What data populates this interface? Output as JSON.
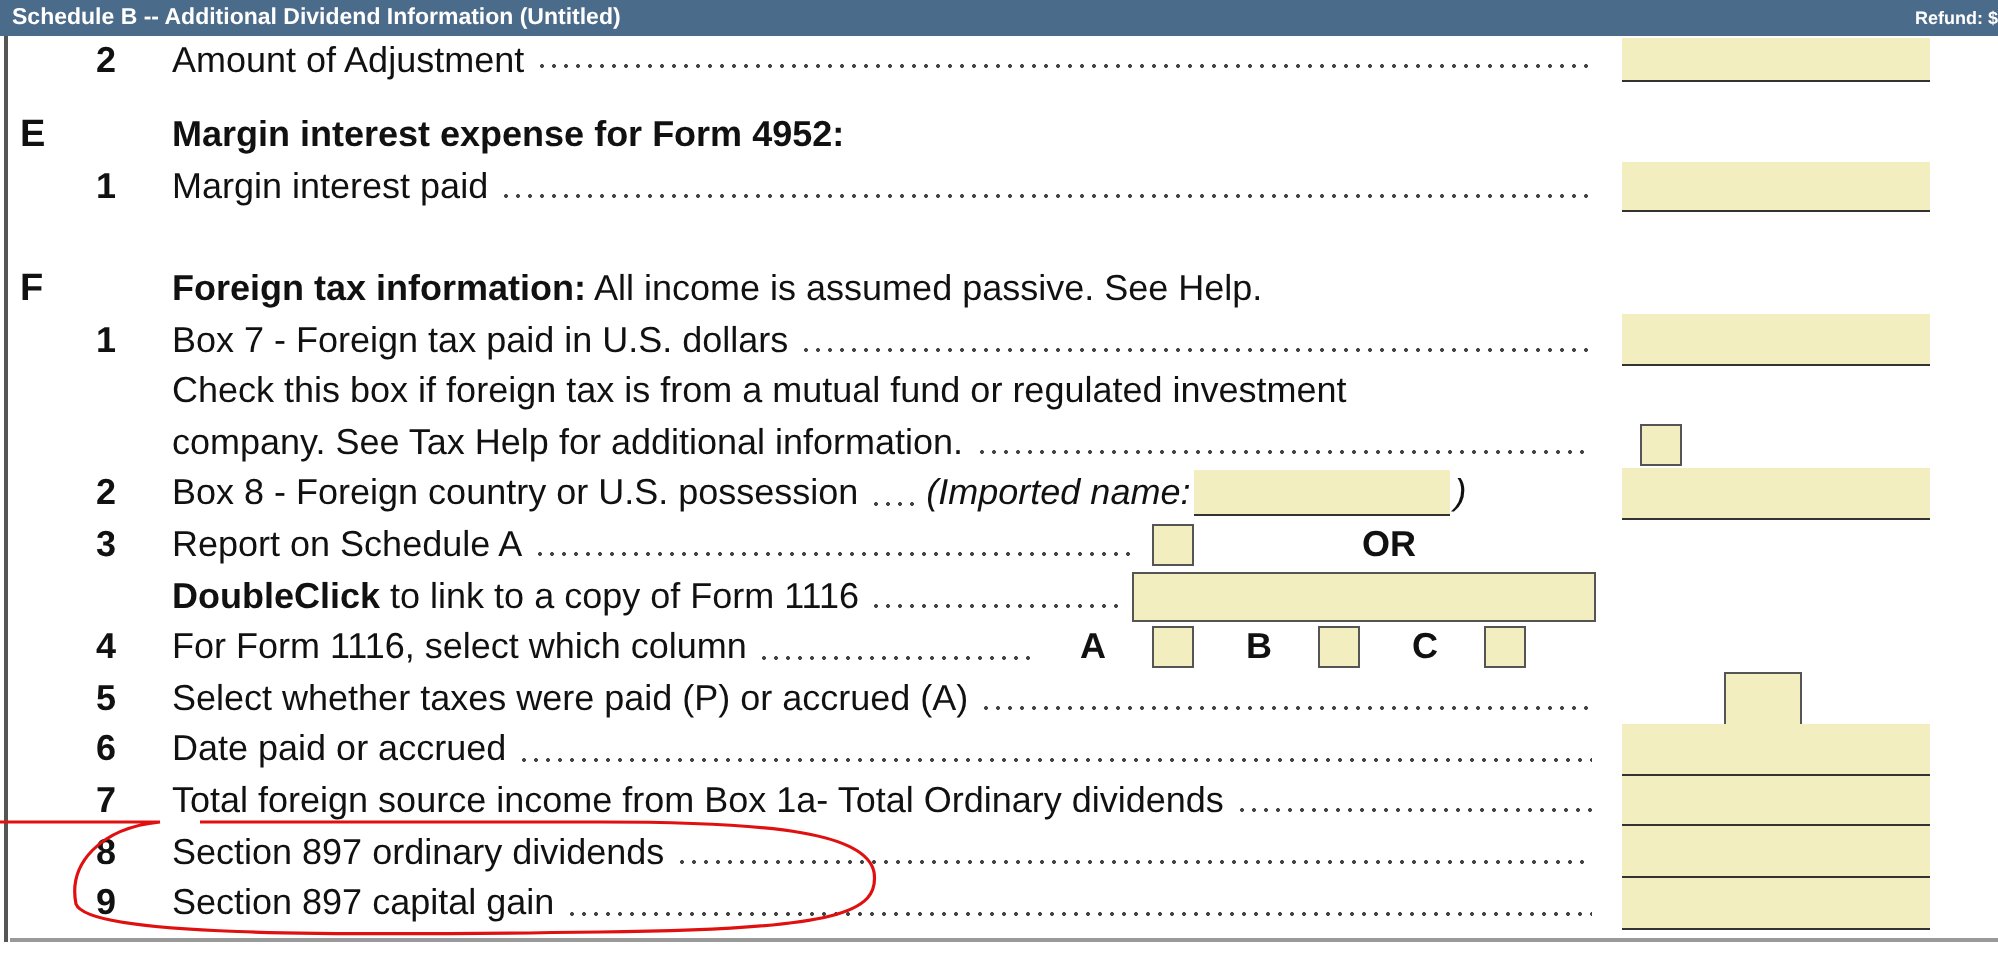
{
  "window": {
    "title": "Schedule B -- Additional Dividend Information (Untitled)",
    "refund_label": "Refund: $"
  },
  "partial_line": {
    "number": "2",
    "label": "Amount of Adjustment"
  },
  "sections": [
    {
      "letter": "E",
      "heading": "Margin interest expense for Form 4952:",
      "lines": [
        {
          "kind": "amount",
          "number": "1",
          "label": "Margin interest paid"
        }
      ]
    },
    {
      "letter": "F",
      "heading": "Foreign tax information:",
      "note": "All income is assumed passive. See Help.",
      "lines": [
        {
          "kind": "amount",
          "number": "1",
          "label": "Box 7  - Foreign tax paid in U.S. dollars"
        },
        {
          "kind": "text",
          "label": "Check this box if foreign tax is from a mutual fund or regulated investment"
        },
        {
          "kind": "checkbox",
          "label": "company. See Tax Help for additional information.",
          "checked": false
        },
        {
          "kind": "country",
          "number": "2",
          "label": "Box 8  - Foreign country or U.S. possession",
          "imported_label": "(Imported name:",
          "close": ")"
        },
        {
          "kind": "schedule_a",
          "number": "3",
          "label": "Report on Schedule A",
          "checked": false,
          "or_label": "OR"
        },
        {
          "kind": "link_field",
          "label": "**DoubleClick** to link to a copy of Form 1116"
        },
        {
          "kind": "columns",
          "number": "4",
          "label": "For Form 1116, select which column",
          "options": [
            {
              "label": "A",
              "checked": false
            },
            {
              "label": "B",
              "checked": false
            },
            {
              "label": "C",
              "checked": false
            }
          ]
        },
        {
          "kind": "code",
          "number": "5",
          "label": "Select whether taxes were paid (P) or accrued (A)"
        },
        {
          "kind": "amount",
          "number": "6",
          "label": "Date paid or accrued"
        },
        {
          "kind": "amount",
          "number": "7",
          "label": "Total foreign source income from Box 1a- Total Ordinary dividends"
        },
        {
          "kind": "amount",
          "number": "8",
          "label": "Section 897 ordinary dividends"
        },
        {
          "kind": "amount",
          "number": "9",
          "label": "Section 897 capital gain"
        }
      ]
    }
  ]
}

[Stated goal]
Search the data for "Help". Copy every matching line.

[Correct result]
      "note": "All income is assumed passive. See Help.",
          "label": "company. See Tax Help for additional information.",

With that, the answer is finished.